» Work required: Return each line holding the string "China".

» Material:

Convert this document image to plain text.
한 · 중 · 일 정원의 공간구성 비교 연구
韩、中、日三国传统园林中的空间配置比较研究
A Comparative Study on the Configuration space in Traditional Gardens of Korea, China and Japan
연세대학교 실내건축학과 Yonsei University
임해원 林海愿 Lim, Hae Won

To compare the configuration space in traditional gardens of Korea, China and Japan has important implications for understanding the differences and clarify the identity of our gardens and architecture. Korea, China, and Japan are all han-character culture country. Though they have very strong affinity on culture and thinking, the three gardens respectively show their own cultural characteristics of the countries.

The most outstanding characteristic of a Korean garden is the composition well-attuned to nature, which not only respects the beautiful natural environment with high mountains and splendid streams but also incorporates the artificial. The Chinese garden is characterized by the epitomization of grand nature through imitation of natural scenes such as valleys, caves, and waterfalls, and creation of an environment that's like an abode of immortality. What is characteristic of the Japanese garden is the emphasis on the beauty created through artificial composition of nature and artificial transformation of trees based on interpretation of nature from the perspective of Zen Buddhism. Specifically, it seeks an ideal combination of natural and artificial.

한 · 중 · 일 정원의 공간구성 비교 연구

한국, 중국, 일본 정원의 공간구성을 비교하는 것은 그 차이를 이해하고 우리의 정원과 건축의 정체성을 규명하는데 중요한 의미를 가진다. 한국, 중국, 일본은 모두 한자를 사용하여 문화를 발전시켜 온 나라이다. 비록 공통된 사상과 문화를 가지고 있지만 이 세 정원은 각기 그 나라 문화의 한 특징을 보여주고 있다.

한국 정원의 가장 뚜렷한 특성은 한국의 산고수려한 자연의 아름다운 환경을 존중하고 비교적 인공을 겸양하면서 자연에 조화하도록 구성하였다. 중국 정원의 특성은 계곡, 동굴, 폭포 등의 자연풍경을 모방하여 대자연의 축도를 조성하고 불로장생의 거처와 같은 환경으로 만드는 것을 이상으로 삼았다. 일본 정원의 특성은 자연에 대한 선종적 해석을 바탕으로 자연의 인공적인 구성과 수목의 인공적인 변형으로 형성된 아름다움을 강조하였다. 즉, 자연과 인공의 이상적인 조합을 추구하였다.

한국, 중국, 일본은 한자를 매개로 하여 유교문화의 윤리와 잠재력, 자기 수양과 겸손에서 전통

» Answer to this exercise:
A Comparative Study on the Configuration space in Traditional Gardens of Korea, China and Japan
To compare the configuration space in traditional gardens of Korea, China and Japan has important implications for understanding the differences and clarify the identity of our gardens and architecture. Korea, China, and Japan are all han-character culture country. Though they have very strong affinity on culture and thinking, the three gardens respectively show their own cultural characteristics of the countries.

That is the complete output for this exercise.